* [Lines of data]
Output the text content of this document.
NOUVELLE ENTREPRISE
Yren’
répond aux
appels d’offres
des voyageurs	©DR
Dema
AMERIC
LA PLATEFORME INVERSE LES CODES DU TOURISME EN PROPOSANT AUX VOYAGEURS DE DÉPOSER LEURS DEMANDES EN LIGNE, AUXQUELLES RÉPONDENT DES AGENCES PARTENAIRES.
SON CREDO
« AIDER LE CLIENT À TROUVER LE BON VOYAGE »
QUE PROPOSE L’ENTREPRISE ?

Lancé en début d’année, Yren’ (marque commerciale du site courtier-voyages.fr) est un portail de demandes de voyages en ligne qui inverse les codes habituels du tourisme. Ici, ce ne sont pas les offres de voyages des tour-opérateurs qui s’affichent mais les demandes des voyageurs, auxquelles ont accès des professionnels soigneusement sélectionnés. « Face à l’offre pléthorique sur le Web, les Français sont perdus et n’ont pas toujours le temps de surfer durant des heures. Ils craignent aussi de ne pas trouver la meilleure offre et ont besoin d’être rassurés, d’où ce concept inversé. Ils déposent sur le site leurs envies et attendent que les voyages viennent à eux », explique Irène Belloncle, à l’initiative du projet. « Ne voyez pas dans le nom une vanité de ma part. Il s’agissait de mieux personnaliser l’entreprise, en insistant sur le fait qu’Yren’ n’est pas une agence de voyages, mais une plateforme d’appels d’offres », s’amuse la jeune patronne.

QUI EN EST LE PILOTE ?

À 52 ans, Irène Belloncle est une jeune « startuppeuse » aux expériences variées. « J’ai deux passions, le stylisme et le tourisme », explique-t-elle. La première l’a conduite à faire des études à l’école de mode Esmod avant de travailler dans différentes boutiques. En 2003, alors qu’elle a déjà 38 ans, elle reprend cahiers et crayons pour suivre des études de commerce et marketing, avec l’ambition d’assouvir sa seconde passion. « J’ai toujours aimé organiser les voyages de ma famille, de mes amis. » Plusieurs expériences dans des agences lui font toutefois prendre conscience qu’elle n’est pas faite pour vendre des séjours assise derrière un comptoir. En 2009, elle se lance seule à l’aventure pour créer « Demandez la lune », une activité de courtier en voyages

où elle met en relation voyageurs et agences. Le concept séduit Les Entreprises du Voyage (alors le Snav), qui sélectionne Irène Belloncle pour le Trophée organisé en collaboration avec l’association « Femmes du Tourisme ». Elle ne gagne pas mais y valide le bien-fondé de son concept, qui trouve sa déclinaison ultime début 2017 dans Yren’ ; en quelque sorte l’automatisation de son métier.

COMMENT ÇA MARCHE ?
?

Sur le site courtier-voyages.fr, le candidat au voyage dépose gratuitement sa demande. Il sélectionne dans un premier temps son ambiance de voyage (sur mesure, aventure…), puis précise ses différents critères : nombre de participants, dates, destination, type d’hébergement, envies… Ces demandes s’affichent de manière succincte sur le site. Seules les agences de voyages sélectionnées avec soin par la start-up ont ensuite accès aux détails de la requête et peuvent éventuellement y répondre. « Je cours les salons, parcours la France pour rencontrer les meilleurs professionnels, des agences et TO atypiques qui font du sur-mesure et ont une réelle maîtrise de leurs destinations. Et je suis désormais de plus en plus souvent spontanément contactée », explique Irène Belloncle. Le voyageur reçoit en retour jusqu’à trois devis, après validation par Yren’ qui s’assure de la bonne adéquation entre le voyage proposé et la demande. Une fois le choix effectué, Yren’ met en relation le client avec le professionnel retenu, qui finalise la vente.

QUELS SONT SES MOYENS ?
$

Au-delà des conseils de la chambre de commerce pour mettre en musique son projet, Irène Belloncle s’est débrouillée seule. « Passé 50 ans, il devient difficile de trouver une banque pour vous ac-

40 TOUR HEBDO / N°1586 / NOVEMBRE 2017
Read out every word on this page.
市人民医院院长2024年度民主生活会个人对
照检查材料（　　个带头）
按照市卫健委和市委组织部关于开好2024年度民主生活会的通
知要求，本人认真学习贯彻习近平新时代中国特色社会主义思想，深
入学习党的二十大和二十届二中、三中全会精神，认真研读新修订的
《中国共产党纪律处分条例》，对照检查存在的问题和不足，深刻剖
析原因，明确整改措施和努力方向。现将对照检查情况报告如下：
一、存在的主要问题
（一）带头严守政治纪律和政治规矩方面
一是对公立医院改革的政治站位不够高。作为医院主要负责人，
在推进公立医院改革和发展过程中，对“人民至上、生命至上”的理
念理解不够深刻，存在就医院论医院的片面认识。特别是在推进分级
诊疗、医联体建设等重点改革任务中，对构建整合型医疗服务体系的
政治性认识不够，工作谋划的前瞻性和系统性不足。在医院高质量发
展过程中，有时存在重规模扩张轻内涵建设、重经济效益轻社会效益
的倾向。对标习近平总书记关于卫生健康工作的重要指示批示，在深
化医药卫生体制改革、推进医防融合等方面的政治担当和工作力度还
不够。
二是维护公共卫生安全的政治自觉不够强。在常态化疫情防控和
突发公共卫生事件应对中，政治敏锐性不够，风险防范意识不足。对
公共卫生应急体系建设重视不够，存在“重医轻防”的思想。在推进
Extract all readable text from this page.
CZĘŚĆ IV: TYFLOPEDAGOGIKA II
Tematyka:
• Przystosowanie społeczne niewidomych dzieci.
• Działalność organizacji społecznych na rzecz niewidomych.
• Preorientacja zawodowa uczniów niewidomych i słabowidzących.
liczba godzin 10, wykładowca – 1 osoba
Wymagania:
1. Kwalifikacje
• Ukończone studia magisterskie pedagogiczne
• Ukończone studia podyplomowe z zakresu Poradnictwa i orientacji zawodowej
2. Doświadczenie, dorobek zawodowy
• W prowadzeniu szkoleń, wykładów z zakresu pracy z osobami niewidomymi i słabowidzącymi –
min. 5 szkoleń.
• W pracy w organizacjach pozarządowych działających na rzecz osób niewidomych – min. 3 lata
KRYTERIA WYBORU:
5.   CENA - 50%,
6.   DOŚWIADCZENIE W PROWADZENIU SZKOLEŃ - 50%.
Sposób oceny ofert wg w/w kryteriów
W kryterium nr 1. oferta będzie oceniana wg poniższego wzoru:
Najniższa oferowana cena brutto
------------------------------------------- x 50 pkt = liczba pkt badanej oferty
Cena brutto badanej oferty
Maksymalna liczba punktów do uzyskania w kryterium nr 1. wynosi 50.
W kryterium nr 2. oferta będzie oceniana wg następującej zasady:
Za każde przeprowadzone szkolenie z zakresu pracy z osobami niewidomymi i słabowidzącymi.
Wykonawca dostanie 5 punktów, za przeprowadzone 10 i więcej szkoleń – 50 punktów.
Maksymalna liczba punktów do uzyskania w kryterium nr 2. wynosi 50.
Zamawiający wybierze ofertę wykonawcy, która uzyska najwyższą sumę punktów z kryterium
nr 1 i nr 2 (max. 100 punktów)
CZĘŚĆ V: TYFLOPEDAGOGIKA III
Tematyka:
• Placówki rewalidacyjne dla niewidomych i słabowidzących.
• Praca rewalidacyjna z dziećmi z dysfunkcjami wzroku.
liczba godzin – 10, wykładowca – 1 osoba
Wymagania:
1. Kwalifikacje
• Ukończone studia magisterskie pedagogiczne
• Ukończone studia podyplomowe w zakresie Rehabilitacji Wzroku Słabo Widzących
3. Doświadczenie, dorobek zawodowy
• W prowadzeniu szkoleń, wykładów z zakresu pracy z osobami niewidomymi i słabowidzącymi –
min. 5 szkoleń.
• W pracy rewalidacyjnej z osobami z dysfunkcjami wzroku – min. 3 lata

* [REQUIREMENTS] Extract the complete set of records unchanged.

* [SOLUTION TO THIS PROBLEM]
Output the text content of this document.
NOUVELLE ENTREPRISE
Yren’
répond aux
appels d’offres
des voyageurs	©DR
Dema
AMERIC
LA PLATEFORME INVERSE LES CODES DU TOURISME EN PROPOSANT AUX VOYAGEURS DE DÉPOSER LEURS DEMANDES EN LIGNE, AUXQUELLES RÉPONDENT DES AGENCES PARTENAIRES.
SON CREDO
« AIDER LE CLIENT À TROUVER LE BON VOYAGE »
QUE PROPOSE L’ENTREPRISE ?

Lancé en début d’année, Yren’ (marque commerciale du site courtier-voyages.fr) est un portail de demandes de voyages en ligne qui inverse les codes habituels du tourisme. Ici, ce ne sont pas les offres de voyages des tour-opérateurs qui s’affichent mais les demandes des voyageurs, auxquelles ont accès des professionnels soigneusement sélectionnés. « Face à l’offre pléthorique sur le Web, les Français sont perdus et n’ont pas toujours le temps de surfer durant des heures. Ils craignent aussi de ne pas trouver la meilleure offre et ont besoin d’être rassurés, d’où ce concept inversé. Ils déposent sur le site leurs envies et attendent que les voyages viennent à eux », explique Irène Belloncle, à l’initiative du projet. « Ne voyez pas dans le nom une vanité de ma part. Il s’agissait de mieux personnaliser l’entreprise, en insistant sur le fait qu’Yren’ n’est pas une agence de voyages, mais une plateforme d’appels d’offres », s’amuse la jeune patronne.

QUI EN EST LE PILOTE ?

À 52 ans, Irène Belloncle est une jeune « startuppeuse » aux expériences variées. « J’ai deux passions, le stylisme et le tourisme », explique-t-elle. La première l’a conduite à faire des études à l’école de mode Esmod avant de travailler dans différentes boutiques. En 2003, alors qu’elle a déjà 38 ans, elle reprend cahiers et crayons pour suivre des études de commerce et marketing, avec l’ambition d’assouvir sa seconde passion. « J’ai toujours aimé organiser les voyages de ma famille, de mes amis. » Plusieurs expériences dans des agences lui font toutefois prendre conscience qu’elle n’est pas faite pour vendre des séjours assise derrière un comptoir. En 2009, elle se lance seule à l’aventure pour créer « Demandez la lune », une activité de courtier en voyages

où elle met en relation voyageurs et agences. Le concept séduit Les Entreprises du Voyage (alors le Snav), qui sélectionne Irène Belloncle pour le Trophée organisé en collaboration avec l’association « Femmes du Tourisme ». Elle ne gagne pas mais y valide le bien-fondé de son concept, qui trouve sa déclinaison ultime début 2017 dans Yren’ ; en quelque sorte l’automatisation de son métier.

COMMENT ÇA MARCHE ?
?

Sur le site courtier-voyages.fr, le candidat au voyage dépose gratuitement sa demande. Il sélectionne dans un premier temps son ambiance de voyage (sur mesure, aventure…), puis précise ses différents critères : nombre de participants, dates, destination, type d’hébergement, envies… Ces demandes s’affichent de manière succincte sur le site. Seules les agences de voyages sélectionnées avec soin par la start-up ont ensuite accès aux détails de la requête et peuvent éventuellement y répondre. « Je cours les salons, parcours la France pour rencontrer les meilleurs professionnels, des agences et TO atypiques qui font du sur-mesure et ont une réelle maîtrise de leurs destinations. Et je suis désormais de plus en plus souvent spontanément contactée », explique Irène Belloncle. Le voyageur reçoit en retour jusqu’à trois devis, après validation par Yren’ qui s’assure de la bonne adéquation entre le voyage proposé et la demande. Une fois le choix effectué, Yren’ met en relation le client avec le professionnel retenu, qui finalise la vente.

QUELS SONT SES MOYENS ?
$

Au-delà des conseils de la chambre de commerce pour mettre en musique son projet, Irène Belloncle s’est débrouillée seule. « Passé 50 ans, il devient difficile de trouver une banque pour vous ac-

40 TOUR HEBDO / N°1586 / NOVEMBRE 2017
Read out every word on this page.
市人民医院院长2024年度民主生活会个人对
照检查材料（　　个带头）
按照市卫健委和市委组织部关于开好2024年度民主生活会的通
知要求，本人认真学习贯彻习近平新时代中国特色社会主义思想，深
入学习党的二十大和二十届二中、三中全会精神，认真研读新修订的
《中国共产党纪律处分条例》，对照检查存在的问题和不足，深刻剖
析原因，明确整改措施和努力方向。现将对照检查情况报告如下：
一、存在的主要问题
（一）带头严守政治纪律和政治规矩方面
一是对公立医院改革的政治站位不够高。作为医院主要负责人，
在推进公立医院改革和发展过程中，对“人民至上、生命至上”的理
念理解不够深刻，存在就医院论医院的片面认识。特别是在推进分级
诊疗、医联体建设等重点改革任务中，对构建整合型医疗服务体系的
政治性认识不够，工作谋划的前瞻性和系统性不足。在医院高质量发
展过程中，有时存在重规模扩张轻内涵建设、重经济效益轻社会效益
的倾向。对标习近平总书记关于卫生健康工作的重要指示批示，在深
化医药卫生体制改革、推进医防融合等方面的政治担当和工作力度还
不够。
二是维护公共卫生安全的政治自觉不够强。在常态化疫情防控和
突发公共卫生事件应对中，政治敏锐性不够，风险防范意识不足。对
公共卫生应急体系建设重视不够，存在“重医轻防”的思想。在推进
Extract all readable text from this page.
CZĘŚĆ IV: TYFLOPEDAGOGIKA II
Tematyka:
• Przystosowanie społeczne niewidomych dzieci.
• Działalność organizacji społecznych na rzecz niewidomych.
• Preorientacja zawodowa uczniów niewidomych i słabowidzących.
liczba godzin 10, wykładowca – 1 osoba
Wymagania:
1. Kwalifikacje
• Ukończone studia magisterskie pedagogiczne
• Ukończone studia podyplomowe z zakresu Poradnictwa i orientacji zawodowej
2. Doświadczenie, dorobek zawodowy
• W prowadzeniu szkoleń, wykładów z zakresu pracy z osobami niewidomymi i słabowidzącymi –
min. 5 szkoleń.
• W pracy w organizacjach pozarządowych działających na rzecz osób niewidomych – min. 3 lata
KRYTERIA WYBORU:
5.   CENA - 50%,
6.   DOŚWIADCZENIE W PROWADZENIU SZKOLEŃ - 50%.
Sposób oceny ofert wg w/w kryteriów
W kryterium nr 1. oferta będzie oceniana wg poniższego wzoru:
Najniższa oferowana cena brutto
------------------------------------------- x 50 pkt = liczba pkt badanej oferty
Cena brutto badanej oferty
Maksymalna liczba punktów do uzyskania w kryterium nr 1. wynosi 50.
W kryterium nr 2. oferta będzie oceniana wg następującej zasady:
Za każde przeprowadzone szkolenie z zakresu pracy z osobami niewidomymi i słabowidzącymi.
Wykonawca dostanie 5 punktów, za przeprowadzone 10 i więcej szkoleń – 50 punktów.
Maksymalna liczba punktów do uzyskania w kryterium nr 2. wynosi 50.
Zamawiający wybierze ofertę wykonawcy, która uzyska najwyższą sumę punktów z kryterium
nr 1 i nr 2 (max. 100 punktów)
CZĘŚĆ V: TYFLOPEDAGOGIKA III
Tematyka:
• Placówki rewalidacyjne dla niewidomych i słabowidzących.
• Praca rewalidacyjna z dziećmi z dysfunkcjami wzroku.
liczba godzin – 10, wykładowca – 1 osoba
Wymagania:
1. Kwalifikacje
• Ukończone studia magisterskie pedagogiczne
• Ukończone studia podyplomowe w zakresie Rehabilitacji Wzroku Słabo Widzących
3. Doświadczenie, dorobek zawodowy
• W prowadzeniu szkoleń, wykładów z zakresu pracy z osobami niewidomymi i słabowidzącymi –
min. 5 szkoleń.
• W pracy rewalidacyjnej z osobami z dysfunkcjami wzroku – min. 3 lata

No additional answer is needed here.